───── Dataset rows
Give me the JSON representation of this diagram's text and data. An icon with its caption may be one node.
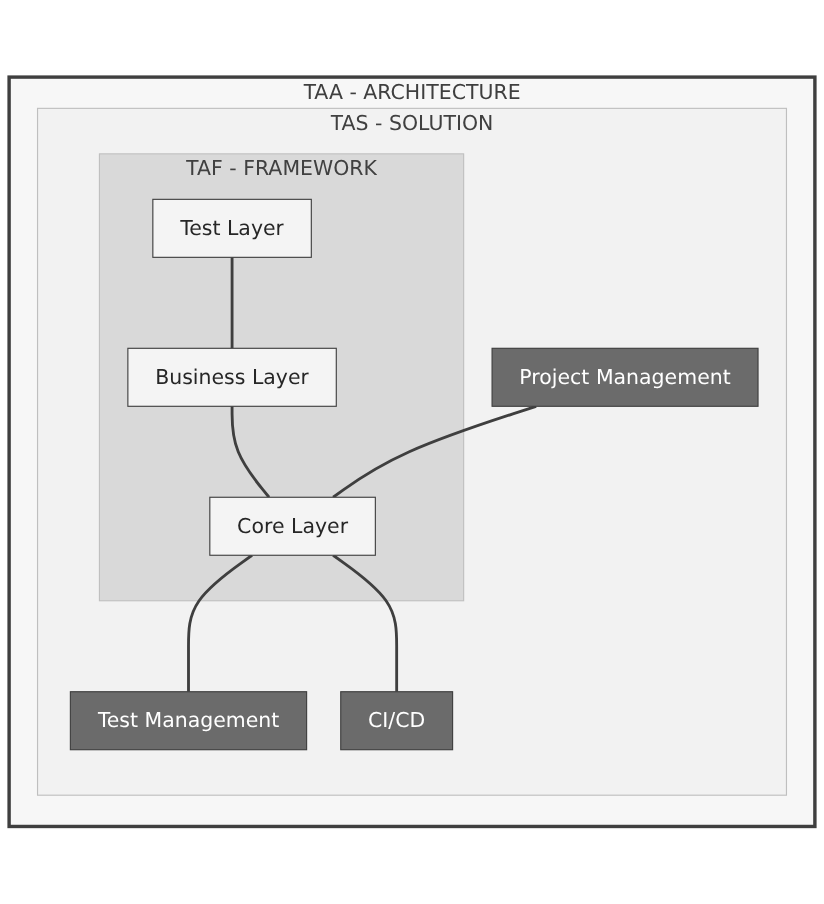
{
  "diagram": {
    "nodes": [
      {
        "text": [
          "TAA - ARCHITECTURE"
        ]
      },
      {
        "text": [
          "TAS - SOLUTION"
        ],
        "in": 0
      },
      {
        "text": [
          "Project Management"
        ],
        "in": 1
      },
      {
        "text": [
          "TAF - FRAMEWORK"
        ],
        "in": 1
      },
      {
        "text": [
          "Test Layer"
        ],
        "in": 3
      },
      {
        "text": [
          "Business Layer"
        ],
        "in": 3
      },
      {
        "text": [
          "Core Layer"
        ],
        "in": 3
      },
      {
        "text": [
          "Test Management"
        ],
        "in": 1
      },
      {
        "text": [
          "CI/CD"
        ],
        "in": 1
      }
    ],
    "edges": [
      {
        "from": 4,
        "to": 5,
        "arrow": "none"
      },
      {
        "from": 5,
        "to": 6,
        "arrow": "none"
      },
      {
        "from": 2,
        "to": 6,
        "arrow": "none"
      },
      {
        "from": 6,
        "to": 7,
        "arrow": "none"
      },
      {
        "from": 6,
        "to": 8,
        "arrow": "none"
      }
    ]
  }
}
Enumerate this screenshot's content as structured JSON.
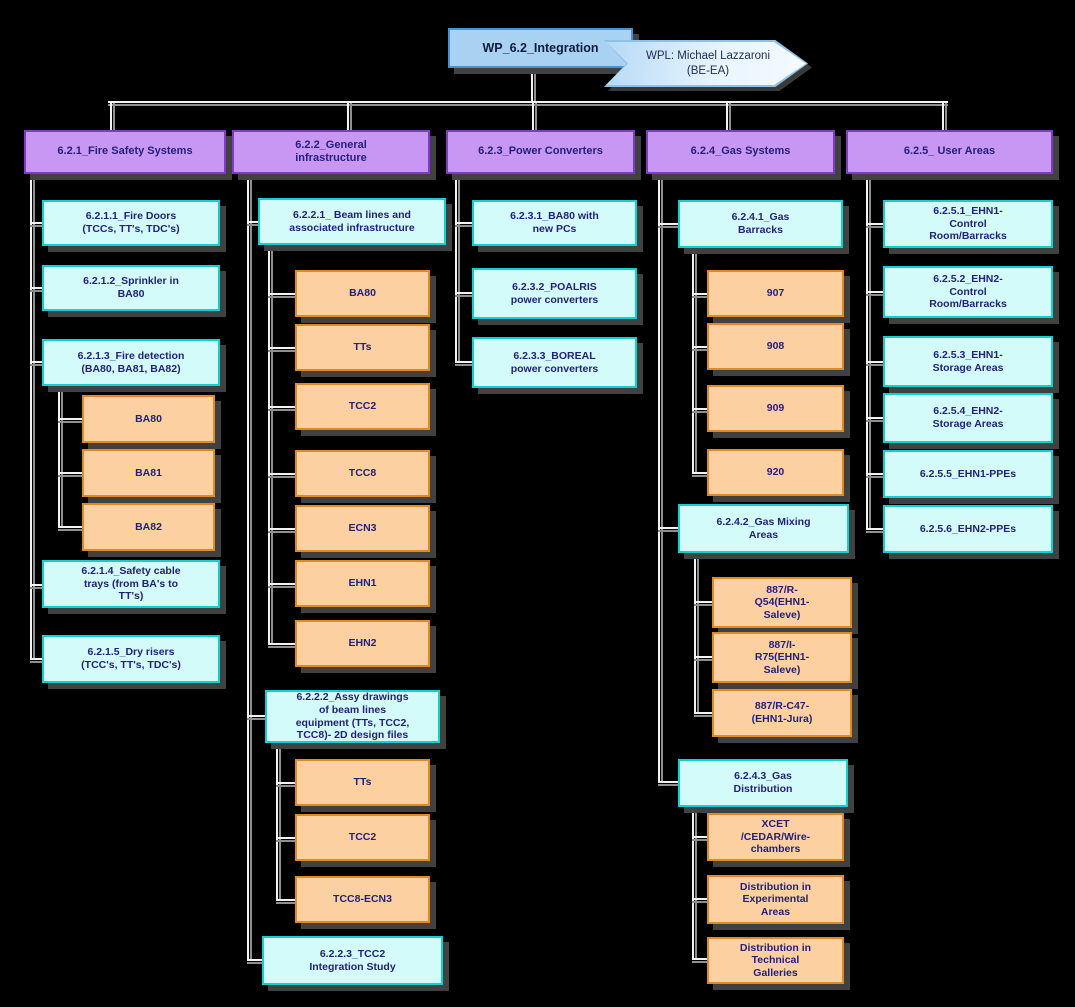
{
  "diagram": {
    "root": {
      "label": "WP_6.2_Integration"
    },
    "wpl": {
      "label": "WPL: Michael Lazzaroni\n(BE-EA)"
    },
    "branches": [
      {
        "label": "6.2.1_Fire Safety Systems",
        "children": [
          {
            "label": "6.2.1.1_Fire Doors\n(TCCs, TT's, TDC's)",
            "children": []
          },
          {
            "label": "6.2.1.2_Sprinkler in\nBA80",
            "children": []
          },
          {
            "label": "6.2.1.3_Fire detection\n(BA80, BA81, BA82)",
            "children": [
              {
                "label": "BA80"
              },
              {
                "label": "BA81"
              },
              {
                "label": "BA82"
              }
            ]
          },
          {
            "label": "6.2.1.4_Safety cable\ntrays (from BA's to\nTT's)",
            "children": []
          },
          {
            "label": "6.2.1.5_Dry risers\n(TCC's, TT's, TDC's)",
            "children": []
          }
        ]
      },
      {
        "label": "6.2.2_General\ninfrastructure",
        "children": [
          {
            "label": "6.2.2.1_ Beam lines and\nassociated infrastructure",
            "children": [
              {
                "label": "BA80"
              },
              {
                "label": "TTs"
              },
              {
                "label": "TCC2"
              },
              {
                "label": "TCC8"
              },
              {
                "label": "ECN3"
              },
              {
                "label": "EHN1"
              },
              {
                "label": "EHN2"
              }
            ]
          },
          {
            "label": "6.2.2.2_Assy drawings\nof beam lines\nequipment (TTs, TCC2,\nTCC8)- 2D design files",
            "children": [
              {
                "label": "TTs"
              },
              {
                "label": "TCC2"
              },
              {
                "label": "TCC8-ECN3"
              }
            ]
          },
          {
            "label": "6.2.2.3_TCC2\nIntegration Study",
            "children": []
          }
        ]
      },
      {
        "label": "6.2.3_Power Converters",
        "children": [
          {
            "label": "6.2.3.1_BA80 with\nnew PCs",
            "children": []
          },
          {
            "label": "6.2.3.2_POALRIS\npower converters",
            "children": []
          },
          {
            "label": "6.2.3.3_BOREAL\npower converters",
            "children": []
          }
        ]
      },
      {
        "label": "6.2.4_Gas Systems",
        "children": [
          {
            "label": "6.2.4.1_Gas\nBarracks",
            "children": [
              {
                "label": "907"
              },
              {
                "label": "908"
              },
              {
                "label": "909"
              },
              {
                "label": "920"
              }
            ]
          },
          {
            "label": "6.2.4.2_Gas Mixing\nAreas",
            "children": [
              {
                "label": "887/R-\nQ54(EHN1-\nSaleve)"
              },
              {
                "label": "887/I-\nR75(EHN1-\nSaleve)"
              },
              {
                "label": "887/R-C47-\n(EHN1-Jura)"
              }
            ]
          },
          {
            "label": "6.2.4.3_Gas\nDistribution",
            "children": [
              {
                "label": "XCET\n/CEDAR/Wire-\nchambers"
              },
              {
                "label": "Distribution in\nExperimental\nAreas"
              },
              {
                "label": "Distribution in\nTechnical\nGalleries"
              }
            ]
          }
        ]
      },
      {
        "label": "6.2.5_ User Areas",
        "children": [
          {
            "label": "6.2.5.1_EHN1-\nControl\nRoom/Barracks",
            "children": []
          },
          {
            "label": "6.2.5.2_EHN2-\nControl\nRoom/Barracks",
            "children": []
          },
          {
            "label": "6.2.5.3_EHN1-\nStorage Areas",
            "children": []
          },
          {
            "label": "6.2.5.4_EHN2-\nStorage Areas",
            "children": []
          },
          {
            "label": "6.2.5.5_EHN1-PPEs",
            "children": []
          },
          {
            "label": "6.2.5.6_EHN2-PPEs",
            "children": []
          }
        ]
      }
    ],
    "colors": {
      "background": "#000000",
      "root_fill": "#a9d2f2",
      "root_border": "#4a90cc",
      "banner_fill_start": "#b5d9f6",
      "banner_fill_end": "#f6fbff",
      "banner_border": "#8ec1ea",
      "branch_fill": "#c897f3",
      "branch_border": "#7e3bc4",
      "task_fill": "#d3fbfa",
      "task_border": "#14cfcf",
      "leaf_fill": "#fcd0a0",
      "leaf_border": "#de8b25",
      "label_text": "#23217c",
      "connector": "#f4f4f4"
    }
  }
}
──────────
_To be done:_ Nothing but the pictures may be dropped; output the records above exactly.

_Full answer:_
Give me the JSON representation of this diagram's text and data. An icon with its caption may be one node.
{
  "diagram": {
    "nodes": [
      {
        "text": [
          "TAA - ARCHITECTURE"
        ]
      },
      {
        "text": [
          "TAS - SOLUTION"
        ],
        "in": 0
      },
      {
        "text": [
          "Project Management"
        ],
        "in": 1
      },
      {
        "text": [
          "TAF - FRAMEWORK"
        ],
        "in": 1
      },
      {
        "text": [
          "Test Layer"
        ],
        "in": 3
      },
      {
        "text": [
          "Business Layer"
        ],
        "in": 3
      },
      {
        "text": [
          "Core Layer"
        ],
        "in": 3
      },
      {
        "text": [
          "Test Management"
        ],
        "in": 1
      },
      {
        "text": [
          "CI/CD"
        ],
        "in": 1
      }
    ],
    "edges": [
      {
        "from": 4,
        "to": 5,
        "arrow": "none"
      },
      {
        "from": 5,
        "to": 6,
        "arrow": "none"
      },
      {
        "from": 2,
        "to": 6,
        "arrow": "none"
      },
      {
        "from": 6,
        "to": 7,
        "arrow": "none"
      },
      {
        "from": 6,
        "to": 8,
        "arrow": "none"
      }
    ]
  }
}
Enumerate this screenshot's content as structured JSON.
{
  "diagram": {
    "root": {
      "label": "WP_6.2_Integration"
    },
    "wpl": {
      "label": "WPL: Michael Lazzaroni\n(BE-EA)"
    },
    "branches": [
      {
        "label": "6.2.1_Fire Safety Systems",
        "children": [
          {
            "label": "6.2.1.1_Fire Doors\n(TCCs, TT's, TDC's)",
            "children": []
          },
          {
            "label": "6.2.1.2_Sprinkler in\nBA80",
            "children": []
          },
          {
            "label": "6.2.1.3_Fire detection\n(BA80, BA81, BA82)",
            "children": [
              {
                "label": "BA80"
              },
              {
                "label": "BA81"
              },
              {
                "label": "BA82"
              }
            ]
          },
          {
            "label": "6.2.1.4_Safety cable\ntrays (from BA's to\nTT's)",
            "children": []
          },
          {
            "label": "6.2.1.5_Dry risers\n(TCC's, TT's, TDC's)",
            "children": []
          }
        ]
      },
      {
        "label": "6.2.2_General\ninfrastructure",
        "children": [
          {
            "label": "6.2.2.1_ Beam lines and\nassociated infrastructure",
            "children": [
              {
                "label": "BA80"
              },
              {
                "label": "TTs"
              },
              {
                "label": "TCC2"
              },
              {
                "label": "TCC8"
              },
              {
                "label": "ECN3"
              },
              {
                "label": "EHN1"
              },
              {
                "label": "EHN2"
              }
            ]
          },
          {
            "label": "6.2.2.2_Assy drawings\nof beam lines\nequipment (TTs, TCC2,\nTCC8)- 2D design files",
            "children": [
              {
                "label": "TTs"
              },
              {
                "label": "TCC2"
              },
              {
                "label": "TCC8-ECN3"
              }
            ]
          },
          {
            "label": "6.2.2.3_TCC2\nIntegration Study",
            "children": []
          }
        ]
      },
      {
        "label": "6.2.3_Power Converters",
        "children": [
          {
            "label": "6.2.3.1_BA80 with\nnew PCs",
            "children": []
          },
          {
            "label": "6.2.3.2_POALRIS\npower converters",
            "children": []
          },
          {
            "label": "6.2.3.3_BOREAL\npower converters",
            "children": []
          }
        ]
      },
      {
        "label": "6.2.4_Gas Systems",
        "children": [
          {
            "label": "6.2.4.1_Gas\nBarracks",
            "children": [
              {
                "label": "907"
              },
              {
                "label": "908"
              },
              {
                "label": "909"
              },
              {
                "label": "920"
              }
            ]
          },
          {
            "label": "6.2.4.2_Gas Mixing\nAreas",
            "children": [
              {
                "label": "887/R-\nQ54(EHN1-\nSaleve)"
              },
              {
                "label": "887/I-\nR75(EHN1-\nSaleve)"
              },
              {
                "label": "887/R-C47-\n(EHN1-Jura)"
              }
            ]
          },
          {
            "label": "6.2.4.3_Gas\nDistribution",
            "children": [
              {
                "label": "XCET\n/CEDAR/Wire-\nchambers"
              },
              {
                "label": "Distribution in\nExperimental\nAreas"
              },
              {
                "label": "Distribution in\nTechnical\nGalleries"
              }
            ]
          }
        ]
      },
      {
        "label": "6.2.5_ User Areas",
        "children": [
          {
            "label": "6.2.5.1_EHN1-\nControl\nRoom/Barracks",
            "children": []
          },
          {
            "label": "6.2.5.2_EHN2-\nControl\nRoom/Barracks",
            "children": []
          },
          {
            "label": "6.2.5.3_EHN1-\nStorage Areas",
            "children": []
          },
          {
            "label": "6.2.5.4_EHN2-\nStorage Areas",
            "children": []
          },
          {
            "label": "6.2.5.5_EHN1-PPEs",
            "children": []
          },
          {
            "label": "6.2.5.6_EHN2-PPEs",
            "children": []
          }
        ]
      }
    ],
    "colors": {
      "background": "#000000",
      "root_fill": "#a9d2f2",
      "root_border": "#4a90cc",
      "banner_fill_start": "#b5d9f6",
      "banner_fill_end": "#f6fbff",
      "banner_border": "#8ec1ea",
      "branch_fill": "#c897f3",
      "branch_border": "#7e3bc4",
      "task_fill": "#d3fbfa",
      "task_border": "#14cfcf",
      "leaf_fill": "#fcd0a0",
      "leaf_border": "#de8b25",
      "label_text": "#23217c",
      "connector": "#f4f4f4"
    }
  }
}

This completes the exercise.